YOUR GOAL
Among the entries below, find how many lines carry the word "ticket" and state only that figure.

[Items from a dataset]
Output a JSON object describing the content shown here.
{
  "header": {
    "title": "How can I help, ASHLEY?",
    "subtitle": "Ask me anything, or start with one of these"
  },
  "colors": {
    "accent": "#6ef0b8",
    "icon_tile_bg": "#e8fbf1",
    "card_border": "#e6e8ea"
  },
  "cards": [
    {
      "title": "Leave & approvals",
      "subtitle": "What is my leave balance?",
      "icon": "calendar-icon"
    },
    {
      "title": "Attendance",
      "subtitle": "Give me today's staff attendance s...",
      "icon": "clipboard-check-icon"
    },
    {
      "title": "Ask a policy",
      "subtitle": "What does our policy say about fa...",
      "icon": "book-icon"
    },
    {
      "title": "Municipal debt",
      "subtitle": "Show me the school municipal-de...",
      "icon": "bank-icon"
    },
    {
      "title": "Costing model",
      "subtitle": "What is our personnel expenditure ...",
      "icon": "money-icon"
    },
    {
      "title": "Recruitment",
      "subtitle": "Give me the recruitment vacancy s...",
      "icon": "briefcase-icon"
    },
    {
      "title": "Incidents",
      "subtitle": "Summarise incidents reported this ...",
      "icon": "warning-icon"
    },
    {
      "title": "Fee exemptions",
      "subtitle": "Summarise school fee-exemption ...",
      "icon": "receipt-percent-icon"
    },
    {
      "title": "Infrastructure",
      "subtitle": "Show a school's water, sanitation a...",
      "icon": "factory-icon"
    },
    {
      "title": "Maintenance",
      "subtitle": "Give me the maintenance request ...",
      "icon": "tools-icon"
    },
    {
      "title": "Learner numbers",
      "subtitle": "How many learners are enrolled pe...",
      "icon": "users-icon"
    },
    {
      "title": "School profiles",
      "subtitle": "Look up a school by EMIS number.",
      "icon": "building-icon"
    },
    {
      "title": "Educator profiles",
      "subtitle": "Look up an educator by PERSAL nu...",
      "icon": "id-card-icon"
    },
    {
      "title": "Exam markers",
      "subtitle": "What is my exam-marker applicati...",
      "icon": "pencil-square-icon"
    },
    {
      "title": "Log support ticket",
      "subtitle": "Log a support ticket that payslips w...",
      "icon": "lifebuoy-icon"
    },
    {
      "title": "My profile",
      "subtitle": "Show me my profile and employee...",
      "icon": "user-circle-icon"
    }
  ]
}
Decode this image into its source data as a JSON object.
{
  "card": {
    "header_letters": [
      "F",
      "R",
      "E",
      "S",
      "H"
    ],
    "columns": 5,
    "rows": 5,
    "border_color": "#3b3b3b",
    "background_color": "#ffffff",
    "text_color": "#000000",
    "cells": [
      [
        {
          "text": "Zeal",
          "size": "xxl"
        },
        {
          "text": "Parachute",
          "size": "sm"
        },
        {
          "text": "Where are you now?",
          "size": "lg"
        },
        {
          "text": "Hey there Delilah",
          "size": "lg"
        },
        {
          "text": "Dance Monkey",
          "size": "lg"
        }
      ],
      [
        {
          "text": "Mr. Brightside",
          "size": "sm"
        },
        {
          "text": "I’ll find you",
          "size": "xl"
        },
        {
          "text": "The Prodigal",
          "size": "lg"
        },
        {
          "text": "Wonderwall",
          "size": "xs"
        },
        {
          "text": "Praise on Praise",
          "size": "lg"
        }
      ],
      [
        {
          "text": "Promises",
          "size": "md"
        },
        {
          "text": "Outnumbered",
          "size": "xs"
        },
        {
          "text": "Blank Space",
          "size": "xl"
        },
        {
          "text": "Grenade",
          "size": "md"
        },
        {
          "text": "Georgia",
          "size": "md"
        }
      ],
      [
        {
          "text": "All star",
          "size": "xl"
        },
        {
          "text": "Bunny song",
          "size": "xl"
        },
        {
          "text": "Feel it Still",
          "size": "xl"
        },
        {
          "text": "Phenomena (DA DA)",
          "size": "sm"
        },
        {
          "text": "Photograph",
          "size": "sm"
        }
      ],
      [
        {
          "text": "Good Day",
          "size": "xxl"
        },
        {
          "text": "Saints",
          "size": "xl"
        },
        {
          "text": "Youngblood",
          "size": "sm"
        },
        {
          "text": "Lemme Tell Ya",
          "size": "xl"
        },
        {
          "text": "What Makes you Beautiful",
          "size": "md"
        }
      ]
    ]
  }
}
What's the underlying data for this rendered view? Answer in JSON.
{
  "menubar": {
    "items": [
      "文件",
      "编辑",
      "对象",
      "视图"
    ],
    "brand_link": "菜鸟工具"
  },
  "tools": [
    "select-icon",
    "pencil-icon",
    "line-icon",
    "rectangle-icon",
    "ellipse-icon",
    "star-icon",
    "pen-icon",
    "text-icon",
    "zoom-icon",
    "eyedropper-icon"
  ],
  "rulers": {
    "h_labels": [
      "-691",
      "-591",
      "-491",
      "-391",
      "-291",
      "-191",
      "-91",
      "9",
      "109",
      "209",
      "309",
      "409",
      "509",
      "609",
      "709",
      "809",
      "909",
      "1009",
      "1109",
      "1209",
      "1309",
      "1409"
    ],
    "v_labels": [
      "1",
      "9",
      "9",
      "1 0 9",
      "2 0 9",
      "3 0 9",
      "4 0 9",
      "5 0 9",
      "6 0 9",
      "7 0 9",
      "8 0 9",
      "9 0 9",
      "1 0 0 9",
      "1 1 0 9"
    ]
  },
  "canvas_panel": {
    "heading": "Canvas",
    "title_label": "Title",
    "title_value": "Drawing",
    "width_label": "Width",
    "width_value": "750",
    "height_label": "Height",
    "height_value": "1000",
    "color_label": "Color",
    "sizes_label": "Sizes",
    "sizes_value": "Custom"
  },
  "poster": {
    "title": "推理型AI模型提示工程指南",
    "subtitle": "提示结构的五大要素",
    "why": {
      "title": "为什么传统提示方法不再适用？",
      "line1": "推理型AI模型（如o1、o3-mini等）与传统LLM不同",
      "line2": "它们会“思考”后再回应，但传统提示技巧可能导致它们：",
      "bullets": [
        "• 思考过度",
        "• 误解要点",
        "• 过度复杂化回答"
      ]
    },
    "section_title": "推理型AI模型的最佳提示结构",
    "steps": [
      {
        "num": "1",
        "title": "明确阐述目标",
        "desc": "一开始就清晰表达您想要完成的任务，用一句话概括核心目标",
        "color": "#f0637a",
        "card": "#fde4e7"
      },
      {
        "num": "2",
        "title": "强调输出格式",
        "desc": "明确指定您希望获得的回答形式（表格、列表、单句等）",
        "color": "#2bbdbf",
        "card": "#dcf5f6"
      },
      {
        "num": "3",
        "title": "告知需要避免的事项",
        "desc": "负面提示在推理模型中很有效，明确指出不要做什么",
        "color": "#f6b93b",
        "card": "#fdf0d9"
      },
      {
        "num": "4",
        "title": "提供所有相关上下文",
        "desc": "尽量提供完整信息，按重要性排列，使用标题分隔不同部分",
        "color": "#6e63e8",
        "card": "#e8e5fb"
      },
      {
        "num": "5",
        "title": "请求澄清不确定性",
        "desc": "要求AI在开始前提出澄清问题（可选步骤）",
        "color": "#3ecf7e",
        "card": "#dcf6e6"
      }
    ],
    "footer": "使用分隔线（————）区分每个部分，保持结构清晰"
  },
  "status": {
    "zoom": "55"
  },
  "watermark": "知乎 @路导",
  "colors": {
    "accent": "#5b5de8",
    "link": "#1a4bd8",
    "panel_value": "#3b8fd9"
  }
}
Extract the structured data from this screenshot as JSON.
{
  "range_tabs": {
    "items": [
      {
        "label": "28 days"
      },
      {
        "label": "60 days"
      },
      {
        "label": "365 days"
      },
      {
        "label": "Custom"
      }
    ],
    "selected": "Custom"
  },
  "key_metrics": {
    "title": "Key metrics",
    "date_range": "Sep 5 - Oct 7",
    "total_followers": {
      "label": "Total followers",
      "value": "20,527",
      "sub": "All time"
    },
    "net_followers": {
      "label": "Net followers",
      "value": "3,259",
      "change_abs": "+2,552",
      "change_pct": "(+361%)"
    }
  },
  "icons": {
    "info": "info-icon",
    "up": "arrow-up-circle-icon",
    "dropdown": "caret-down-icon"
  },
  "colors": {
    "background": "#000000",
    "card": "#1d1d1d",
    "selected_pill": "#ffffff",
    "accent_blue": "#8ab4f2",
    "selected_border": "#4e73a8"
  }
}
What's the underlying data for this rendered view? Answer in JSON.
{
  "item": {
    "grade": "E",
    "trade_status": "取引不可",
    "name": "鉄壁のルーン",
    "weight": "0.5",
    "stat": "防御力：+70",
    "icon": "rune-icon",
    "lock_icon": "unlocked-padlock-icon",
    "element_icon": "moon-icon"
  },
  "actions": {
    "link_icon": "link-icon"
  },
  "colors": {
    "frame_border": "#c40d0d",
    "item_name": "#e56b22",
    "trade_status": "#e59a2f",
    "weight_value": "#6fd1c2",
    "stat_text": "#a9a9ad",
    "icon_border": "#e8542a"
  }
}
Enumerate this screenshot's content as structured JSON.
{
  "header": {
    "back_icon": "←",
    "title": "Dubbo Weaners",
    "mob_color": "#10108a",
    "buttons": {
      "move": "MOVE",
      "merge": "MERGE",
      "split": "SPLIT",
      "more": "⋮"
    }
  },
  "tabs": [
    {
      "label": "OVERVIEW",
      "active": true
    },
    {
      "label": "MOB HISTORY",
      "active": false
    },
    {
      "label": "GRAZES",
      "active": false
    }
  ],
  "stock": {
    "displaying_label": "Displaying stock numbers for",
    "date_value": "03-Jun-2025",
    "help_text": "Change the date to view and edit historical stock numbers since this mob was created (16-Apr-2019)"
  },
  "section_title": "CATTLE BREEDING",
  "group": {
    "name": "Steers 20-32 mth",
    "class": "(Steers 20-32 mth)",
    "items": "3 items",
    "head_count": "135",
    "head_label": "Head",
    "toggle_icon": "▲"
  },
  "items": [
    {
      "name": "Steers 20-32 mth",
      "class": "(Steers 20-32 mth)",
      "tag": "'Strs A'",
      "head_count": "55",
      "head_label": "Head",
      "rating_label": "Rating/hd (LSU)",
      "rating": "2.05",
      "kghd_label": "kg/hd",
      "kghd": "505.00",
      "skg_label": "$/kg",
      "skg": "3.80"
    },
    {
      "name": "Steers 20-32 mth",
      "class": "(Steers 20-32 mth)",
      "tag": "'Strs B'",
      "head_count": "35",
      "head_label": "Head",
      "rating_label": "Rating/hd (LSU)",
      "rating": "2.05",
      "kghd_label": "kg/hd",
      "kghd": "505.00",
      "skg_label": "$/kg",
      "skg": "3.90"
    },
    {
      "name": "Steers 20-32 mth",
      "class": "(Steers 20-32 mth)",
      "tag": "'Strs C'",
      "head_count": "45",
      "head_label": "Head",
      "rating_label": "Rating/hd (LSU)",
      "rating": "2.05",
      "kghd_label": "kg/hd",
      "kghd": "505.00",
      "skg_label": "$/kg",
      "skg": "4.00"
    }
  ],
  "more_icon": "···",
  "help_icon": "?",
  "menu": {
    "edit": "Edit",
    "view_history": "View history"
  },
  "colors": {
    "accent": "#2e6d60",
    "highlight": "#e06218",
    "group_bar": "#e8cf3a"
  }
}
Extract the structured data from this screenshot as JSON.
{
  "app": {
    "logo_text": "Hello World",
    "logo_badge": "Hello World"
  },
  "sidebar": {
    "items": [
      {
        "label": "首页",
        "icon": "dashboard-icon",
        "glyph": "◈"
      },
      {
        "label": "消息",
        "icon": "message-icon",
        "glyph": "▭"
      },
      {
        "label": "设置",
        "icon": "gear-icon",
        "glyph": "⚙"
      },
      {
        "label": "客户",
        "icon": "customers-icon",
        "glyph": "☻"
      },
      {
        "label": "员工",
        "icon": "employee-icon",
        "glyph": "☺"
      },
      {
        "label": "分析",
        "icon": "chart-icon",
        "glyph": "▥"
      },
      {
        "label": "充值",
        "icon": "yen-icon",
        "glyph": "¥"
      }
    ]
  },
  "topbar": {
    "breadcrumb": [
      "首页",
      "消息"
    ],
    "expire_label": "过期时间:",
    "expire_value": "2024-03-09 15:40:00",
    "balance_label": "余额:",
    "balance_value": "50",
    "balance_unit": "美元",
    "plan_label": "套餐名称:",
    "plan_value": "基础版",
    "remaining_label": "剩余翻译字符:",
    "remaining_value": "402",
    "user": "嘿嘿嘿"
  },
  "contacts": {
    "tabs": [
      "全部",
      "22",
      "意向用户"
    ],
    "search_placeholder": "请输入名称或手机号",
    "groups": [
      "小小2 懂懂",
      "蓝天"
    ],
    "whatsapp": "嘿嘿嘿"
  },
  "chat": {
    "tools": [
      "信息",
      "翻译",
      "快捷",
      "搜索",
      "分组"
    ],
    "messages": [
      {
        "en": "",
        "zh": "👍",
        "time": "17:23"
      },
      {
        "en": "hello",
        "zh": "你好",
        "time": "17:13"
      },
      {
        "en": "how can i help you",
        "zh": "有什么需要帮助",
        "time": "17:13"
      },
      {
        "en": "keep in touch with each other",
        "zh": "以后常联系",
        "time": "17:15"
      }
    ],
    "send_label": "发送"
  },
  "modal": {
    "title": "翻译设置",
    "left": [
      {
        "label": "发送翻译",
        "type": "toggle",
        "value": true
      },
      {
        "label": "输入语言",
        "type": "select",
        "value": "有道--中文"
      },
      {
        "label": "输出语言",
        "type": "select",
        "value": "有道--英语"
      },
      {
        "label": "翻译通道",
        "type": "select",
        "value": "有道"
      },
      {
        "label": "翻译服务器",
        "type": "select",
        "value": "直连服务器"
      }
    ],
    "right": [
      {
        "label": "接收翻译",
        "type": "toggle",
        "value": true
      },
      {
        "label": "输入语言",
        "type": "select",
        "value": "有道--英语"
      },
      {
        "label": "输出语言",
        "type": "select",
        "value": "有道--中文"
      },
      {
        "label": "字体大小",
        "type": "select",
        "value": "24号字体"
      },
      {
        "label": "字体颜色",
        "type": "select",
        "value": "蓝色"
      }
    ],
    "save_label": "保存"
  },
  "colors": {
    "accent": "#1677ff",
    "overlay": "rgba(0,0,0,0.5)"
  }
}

OUTPUT OF THE TASK
2